Task requirements
Among the entries, which lines carry the string "Analise"? Copy each of them.

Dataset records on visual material
▽

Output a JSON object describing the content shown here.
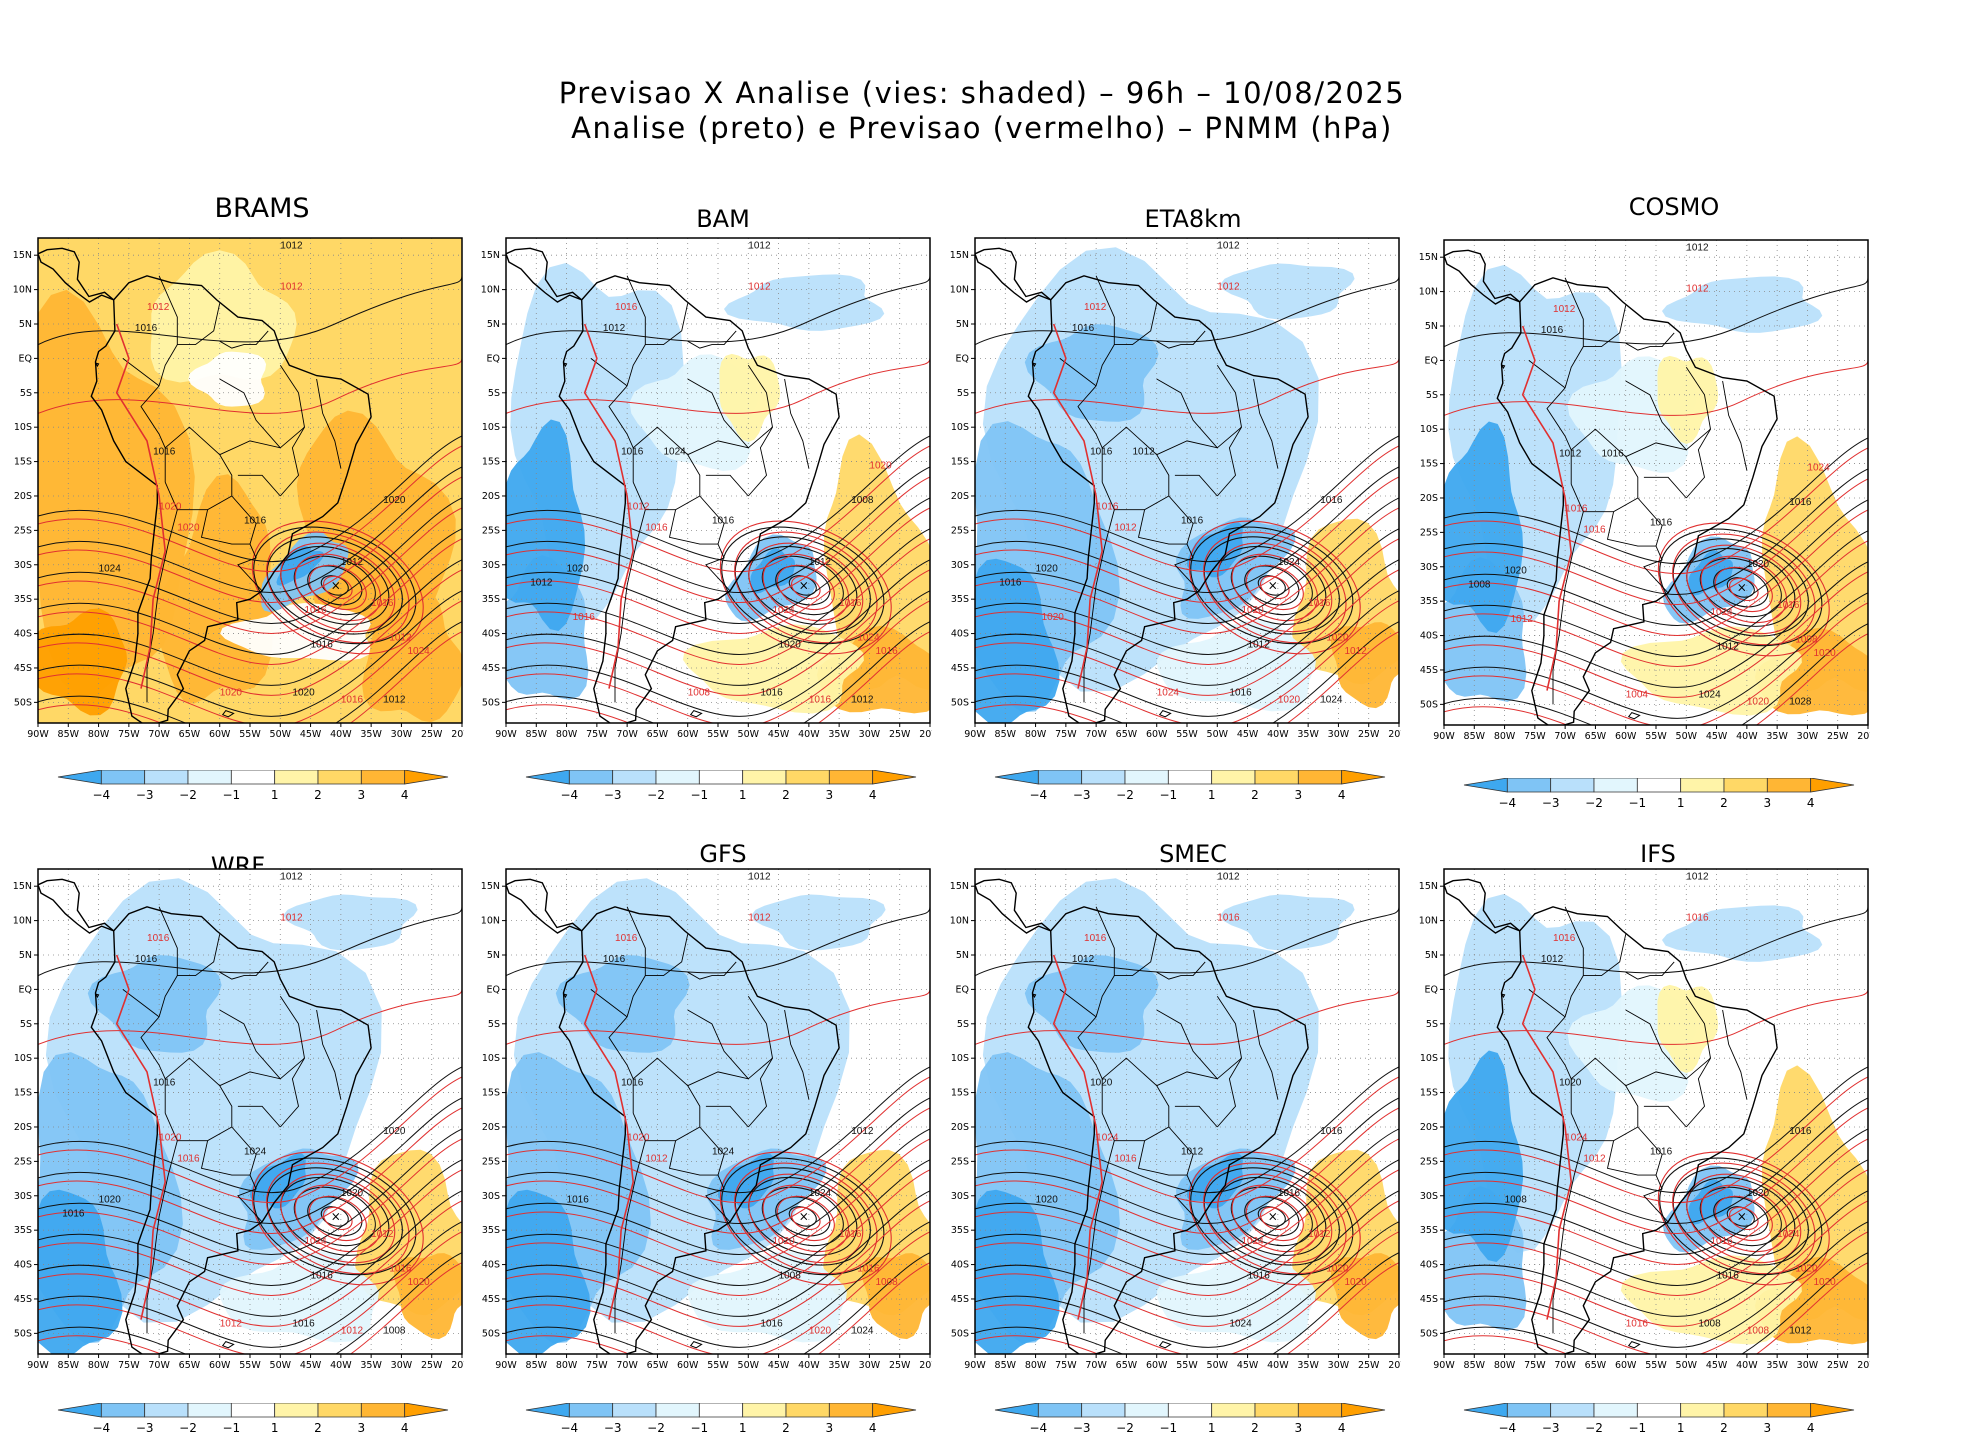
{
  "title": {
    "line1": "Previsao X Analise (vies: shaded) – 96h – 10/08/2025",
    "line2": "Analise (preto) e Previsao (vermelho) – PNMM (hPa)"
  },
  "lat_labels": [
    "15N",
    "10N",
    "5N",
    "EQ",
    "5S",
    "10S",
    "15S",
    "20S",
    "25S",
    "30S",
    "35S",
    "40S",
    "45S",
    "50S"
  ],
  "lon_labels": [
    "90W",
    "85W",
    "80W",
    "75W",
    "70W",
    "65W",
    "60W",
    "55W",
    "50W",
    "45W",
    "40W",
    "35W",
    "30W",
    "25W",
    "20W"
  ],
  "colorbar": {
    "labels": [
      "−4",
      "−3",
      "−2",
      "−1",
      "1",
      "2",
      "3",
      "4"
    ],
    "colors": [
      "#3ea8ef",
      "#7fc4f5",
      "#b9e0fb",
      "#e2f6fd",
      "#ffffff",
      "#fff4a8",
      "#ffd866",
      "#ffb634",
      "#ff9f00"
    ]
  },
  "panels": [
    {
      "model": "BRAMS",
      "bias": "warm",
      "isobars": [
        "1012",
        "1012",
        "1016",
        "1012",
        "1016",
        "1020",
        "1016",
        "1020",
        "1024",
        "1016",
        "1012",
        "1016",
        "1016",
        "1012",
        "1020",
        "1024",
        "1020",
        "1016",
        "1012",
        "1020"
      ]
    },
    {
      "model": "BAM",
      "bias": "mixed",
      "isobars": [
        "1012",
        "1016",
        "1012",
        "1012",
        "1016",
        "1012",
        "1016",
        "1016",
        "1020",
        "1024",
        "1012",
        "1016",
        "1020",
        "1024",
        "1008",
        "1016",
        "1016",
        "1016",
        "1012",
        "1008",
        "1012",
        "1016",
        "1024",
        "1020"
      ]
    },
    {
      "model": "ETA8km",
      "bias": "cold",
      "isobars": [
        "1012",
        "1012",
        "1016",
        "1012",
        "1016",
        "1016",
        "1016",
        "1012",
        "1020",
        "1020",
        "1024",
        "1016",
        "1012",
        "1020",
        "1016",
        "1012",
        "1016",
        "1020",
        "1024",
        "1024",
        "1016",
        "1020",
        "1012"
      ]
    },
    {
      "model": "COSMO",
      "bias": "mixed",
      "isobars": [
        "1012",
        "1012",
        "1016",
        "1012",
        "1012",
        "1016",
        "1016",
        "1016",
        "1020",
        "1024",
        "1020",
        "1016",
        "1012",
        "1008",
        "1016",
        "1020",
        "1024",
        "1020",
        "1028",
        "1004",
        "1008",
        "1012",
        "1016",
        "1024"
      ]
    },
    {
      "model": "WRF",
      "bias": "cold",
      "isobars": [
        "1012",
        "1016",
        "1016",
        "1012",
        "1016",
        "1020",
        "1024",
        "1016",
        "1020",
        "1024",
        "1020",
        "1012",
        "1016",
        "1016",
        "1020",
        "1020",
        "1016",
        "1012",
        "1008",
        "1012",
        "1016"
      ]
    },
    {
      "model": "GFS",
      "bias": "cold",
      "isobars": [
        "1012",
        "1016",
        "1016",
        "1012",
        "1016",
        "1020",
        "1024",
        "1012",
        "1016",
        "1020",
        "1024",
        "1016",
        "1008",
        "1016",
        "1012",
        "1008",
        "1016",
        "1020",
        "1024"
      ]
    },
    {
      "model": "SMEC",
      "bias": "cold",
      "isobars": [
        "1012",
        "1016",
        "1012",
        "1016",
        "1020",
        "1024",
        "1012",
        "1016",
        "1020",
        "1024",
        "1016",
        "1012",
        "1016",
        "1020",
        "1016",
        "1020",
        "1024"
      ]
    },
    {
      "model": "IFS",
      "bias": "mixed",
      "isobars": [
        "1012",
        "1016",
        "1012",
        "1016",
        "1020",
        "1024",
        "1016",
        "1012",
        "1008",
        "1016",
        "1020",
        "1024",
        "1016",
        "1020",
        "1016",
        "1020",
        "1008",
        "1008",
        "1012",
        "1016"
      ]
    }
  ]
}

△

Written reply
    "line1": "Previsao X Analise (vies: shaded) – 96h – 10/08/2025",
    "line2": "Analise (preto) e Previsao (vermelho) – PNMM (hPa)"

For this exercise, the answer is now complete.